--- START OF Available data ---

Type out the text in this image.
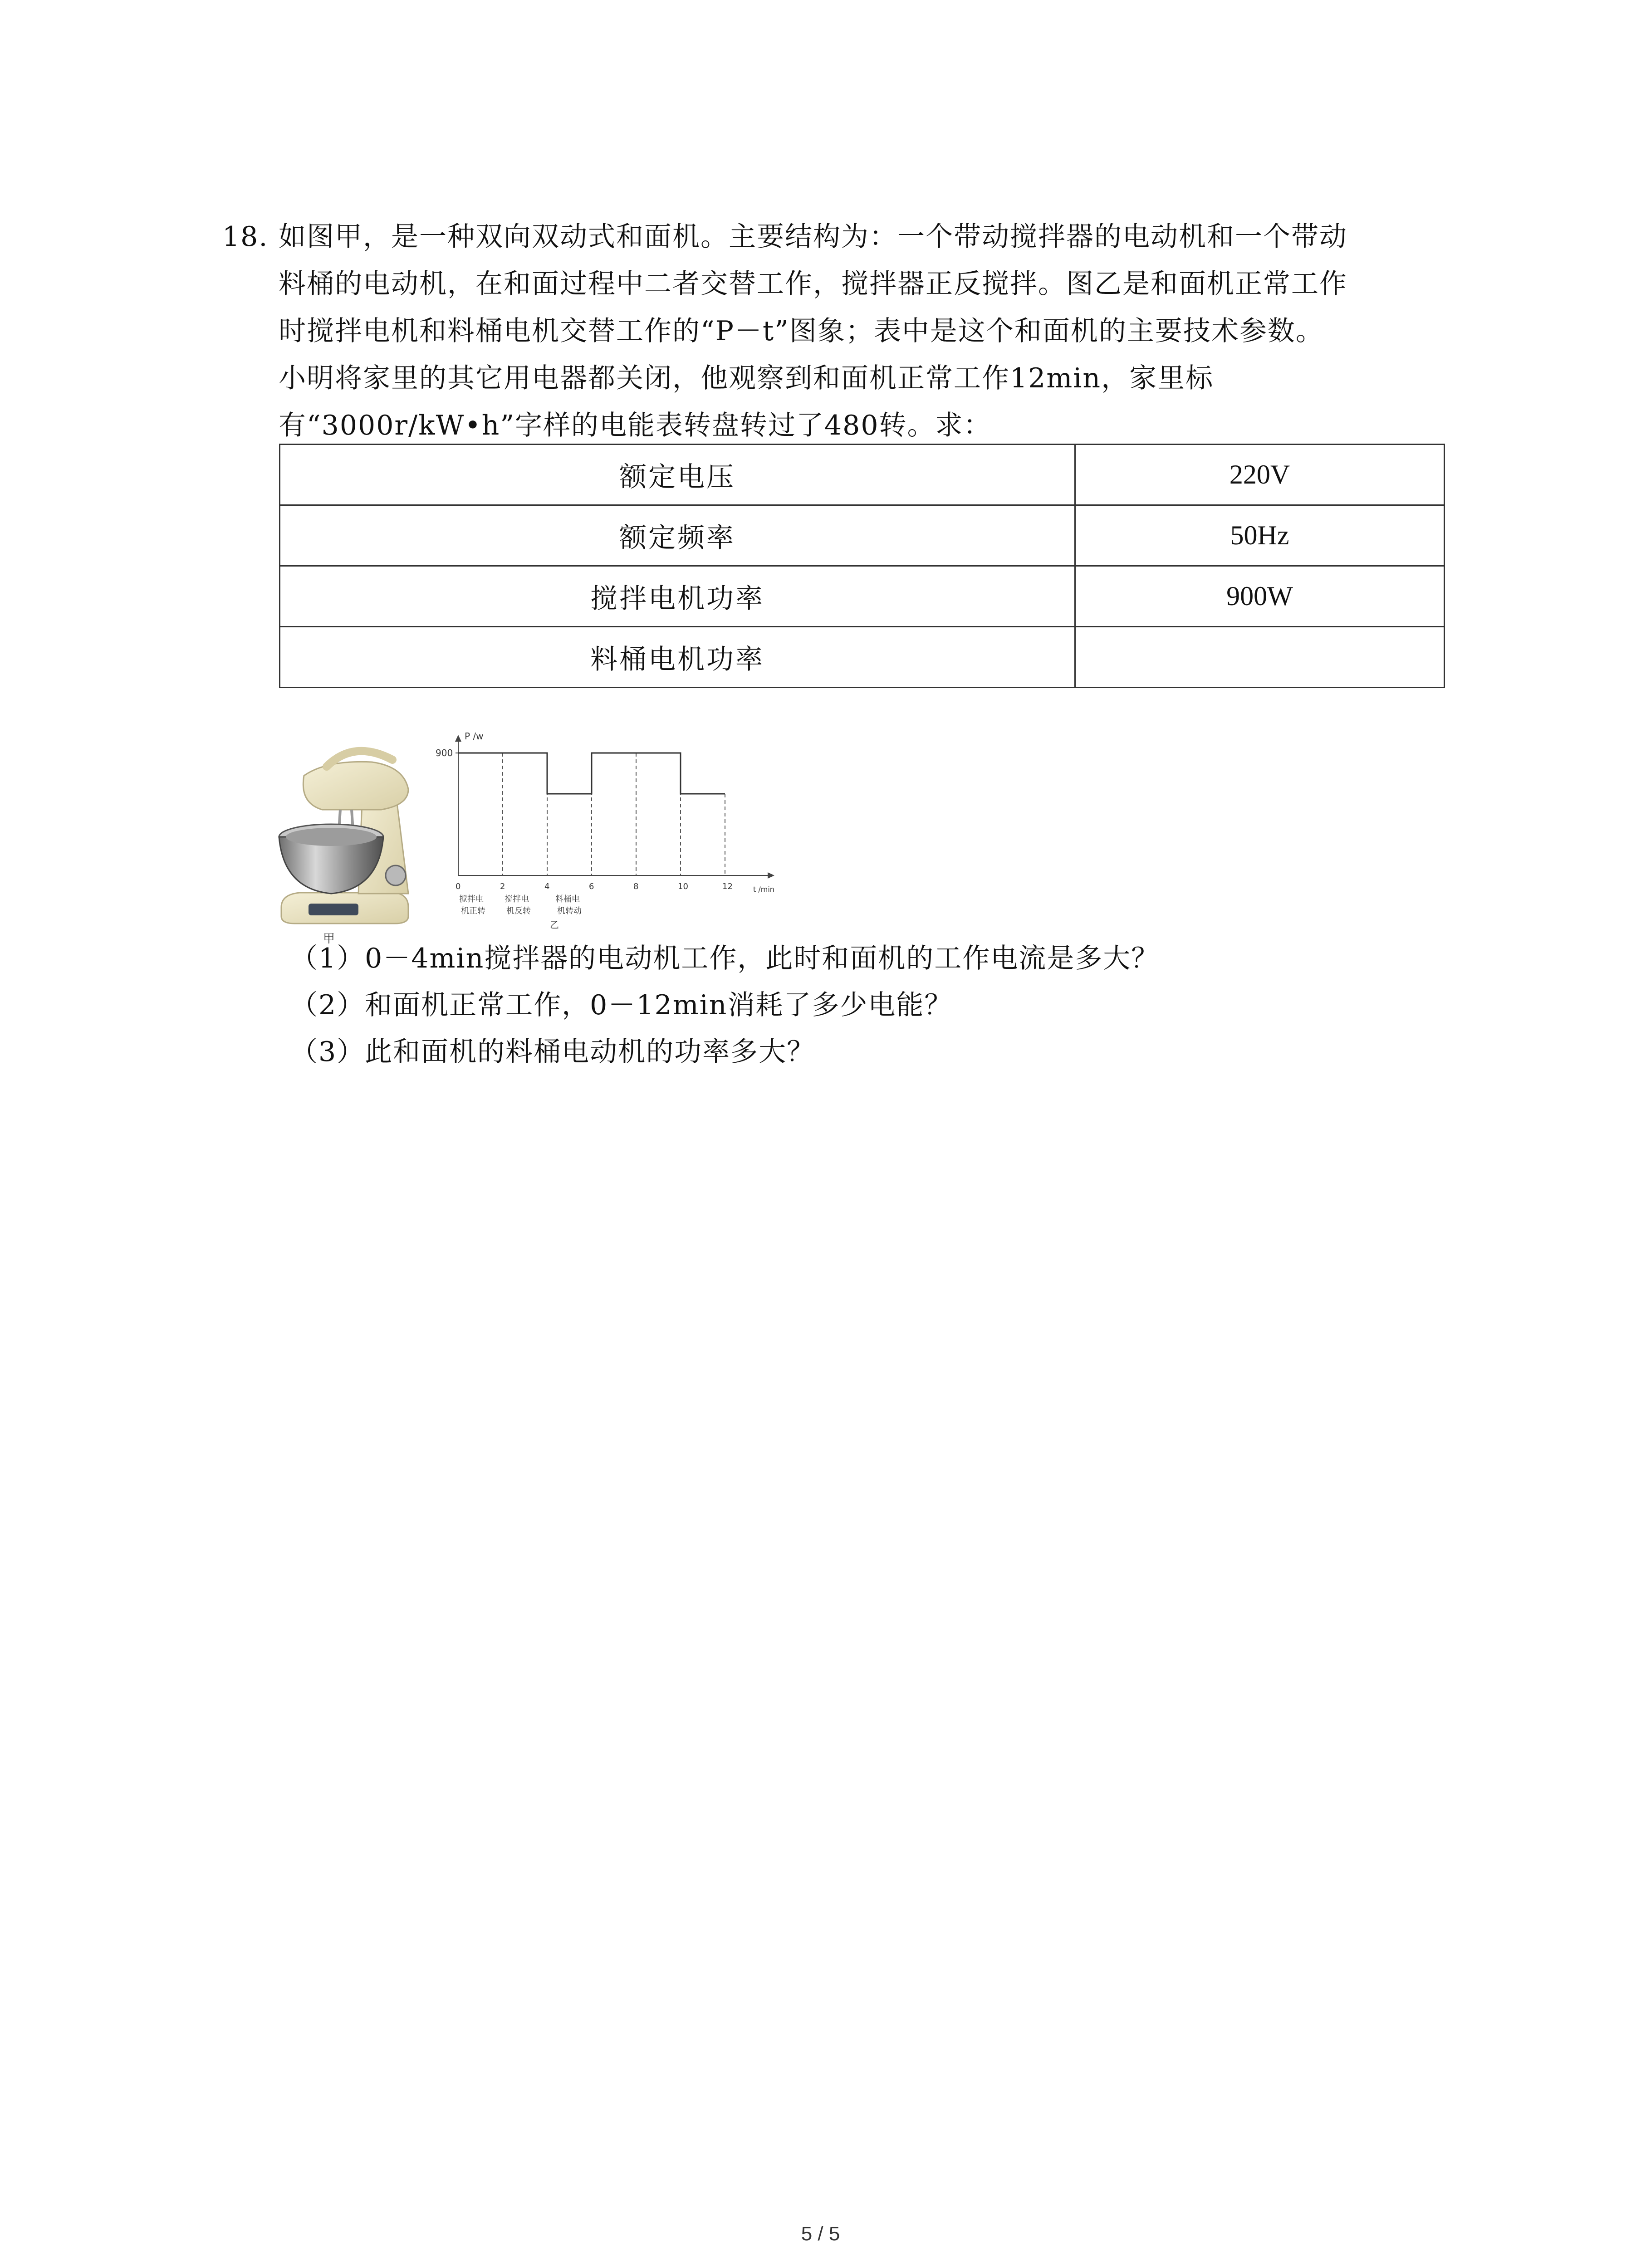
18. 如图甲，是一种双向双动式和面机。主要结构为：一个带动搅拌器的电动机和一个带动
料桶的电动机，在和面过程中二者交替工作，搅拌器正反搅拌。图乙是和面机正常工作
时搅拌电机和料桶电机交替工作的“P－t”图象；表中是这个和面机的主要技术参数。
小明将家里的其它用电器都关闭，他观察到和面机正常工作12min，家里标
有“3000r/kW•h”字样的电能表转盘转过了480转。求：
额定电压	220V
额定频率	50Hz
搅拌电机功率	900W
料桶电机功率	
甲
P /w
t /min
900
0	2	4	6	8	10	12
搅拌电
机正转
搅拌电
机反转
料桶电
机转动
乙
（1）0－4min搅拌器的电动机工作，此时和面机的工作电流是多大？
（2）和面机正常工作，0－12min消耗了多少电能？
（3）此和面机的料桶电动机的功率多大？
5 / 5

--- END OF Available data ---

### Task to complete
Working from the lines above, reproduce the material exactly and exclude its pictures.

### Final result
Type out the text in this image.
18. 如图甲，是一种双向双动式和面机。主要结构为：一个带动搅拌器的电动机和一个带动
料桶的电动机，在和面过程中二者交替工作，搅拌器正反搅拌。图乙是和面机正常工作
时搅拌电机和料桶电机交替工作的“P－t”图象；表中是这个和面机的主要技术参数。
小明将家里的其它用电器都关闭，他观察到和面机正常工作12min，家里标
有“3000r/kW•h”字样的电能表转盘转过了480转。求：
额定电压	220V
额定频率	50Hz
搅拌电机功率	900W
料桶电机功率	
甲
P /w
t /min
900
0	2	4	6	8	10	12
搅拌电
机正转
搅拌电
机反转
料桶电
机转动
乙
（1）0－4min搅拌器的电动机工作，此时和面机的工作电流是多大？
（2）和面机正常工作，0－12min消耗了多少电能？
（3）此和面机的料桶电动机的功率多大？
5 / 5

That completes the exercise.